— start Entries provided —

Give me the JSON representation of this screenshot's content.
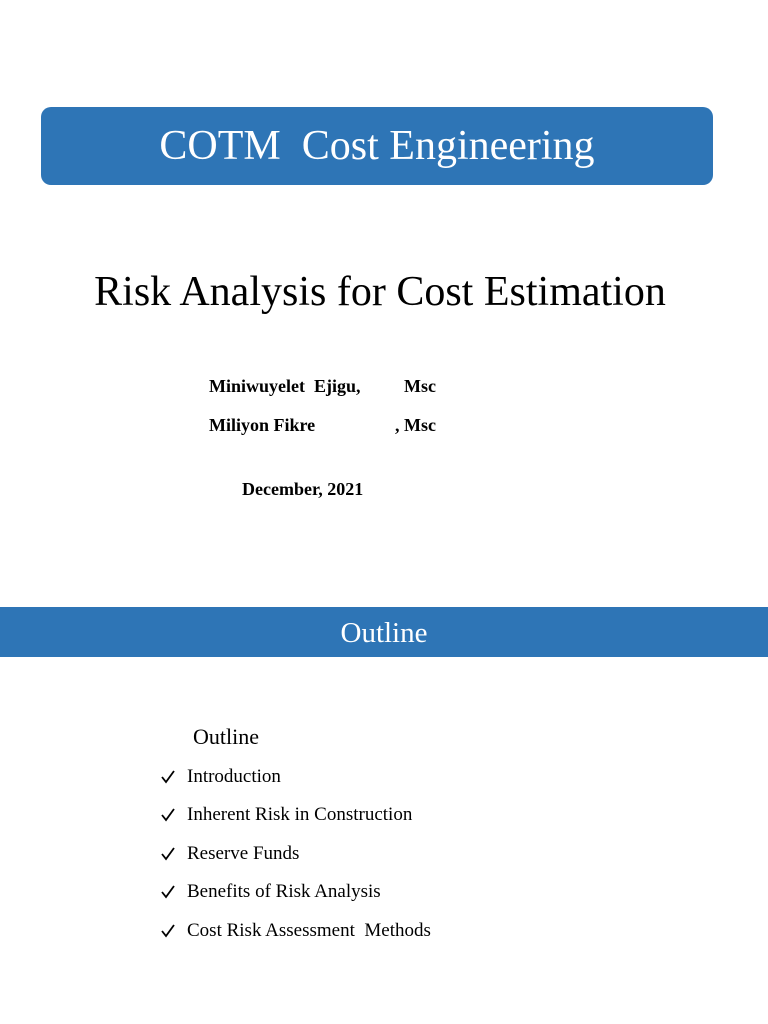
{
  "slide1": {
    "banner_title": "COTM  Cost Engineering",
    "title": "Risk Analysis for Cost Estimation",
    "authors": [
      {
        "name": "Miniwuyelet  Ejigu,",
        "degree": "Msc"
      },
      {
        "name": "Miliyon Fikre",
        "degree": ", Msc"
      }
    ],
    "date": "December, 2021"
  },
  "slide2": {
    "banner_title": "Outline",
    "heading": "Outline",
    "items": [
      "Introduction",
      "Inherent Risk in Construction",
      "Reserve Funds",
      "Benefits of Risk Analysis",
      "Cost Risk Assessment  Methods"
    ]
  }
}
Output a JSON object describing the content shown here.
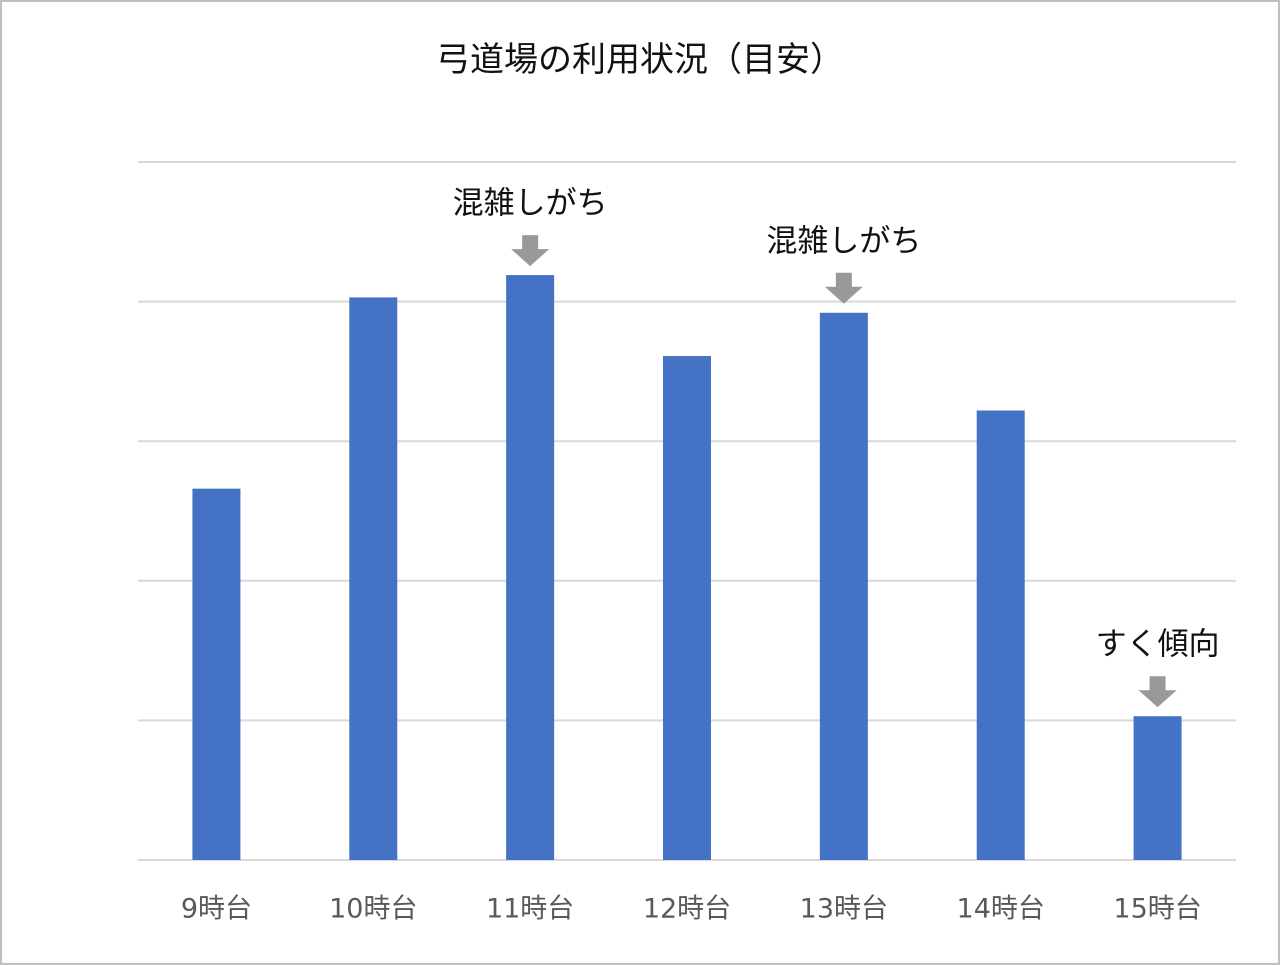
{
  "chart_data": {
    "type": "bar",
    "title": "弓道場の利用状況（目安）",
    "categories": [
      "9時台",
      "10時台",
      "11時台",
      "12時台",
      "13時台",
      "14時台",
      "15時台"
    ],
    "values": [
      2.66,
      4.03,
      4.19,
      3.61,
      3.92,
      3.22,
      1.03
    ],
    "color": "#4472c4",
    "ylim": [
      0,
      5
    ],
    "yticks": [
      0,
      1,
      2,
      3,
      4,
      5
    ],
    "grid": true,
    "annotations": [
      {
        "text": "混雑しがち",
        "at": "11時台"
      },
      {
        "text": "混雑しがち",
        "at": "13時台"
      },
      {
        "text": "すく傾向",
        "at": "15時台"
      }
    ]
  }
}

— end Entries provided —

▶ [What the exercise asks] Write the records out again in full, exactly, and skip every picture.

▶ [Exercise output]
Give me the JSON representation of this screenshot's content.
{
  "slide1": {
    "banner_title": "COTM  Cost Engineering",
    "title": "Risk Analysis for Cost Estimation",
    "authors": [
      {
        "name": "Miniwuyelet  Ejigu,",
        "degree": "Msc"
      },
      {
        "name": "Miliyon Fikre",
        "degree": ", Msc"
      }
    ],
    "date": "December, 2021"
  },
  "slide2": {
    "banner_title": "Outline",
    "heading": "Outline",
    "items": [
      "Introduction",
      "Inherent Risk in Construction",
      "Reserve Funds",
      "Benefits of Risk Analysis",
      "Cost Risk Assessment  Methods"
    ]
  }
}
Output a JSON object describing the content shown here.
{
  "chart_data": {
    "type": "bar",
    "title": "弓道場の利用状況（目安）",
    "categories": [
      "9時台",
      "10時台",
      "11時台",
      "12時台",
      "13時台",
      "14時台",
      "15時台"
    ],
    "values": [
      2.66,
      4.03,
      4.19,
      3.61,
      3.92,
      3.22,
      1.03
    ],
    "color": "#4472c4",
    "ylim": [
      0,
      5
    ],
    "yticks": [
      0,
      1,
      2,
      3,
      4,
      5
    ],
    "grid": true,
    "annotations": [
      {
        "text": "混雑しがち",
        "at": "11時台"
      },
      {
        "text": "混雑しがち",
        "at": "13時台"
      },
      {
        "text": "すく傾向",
        "at": "15時台"
      }
    ]
  }
}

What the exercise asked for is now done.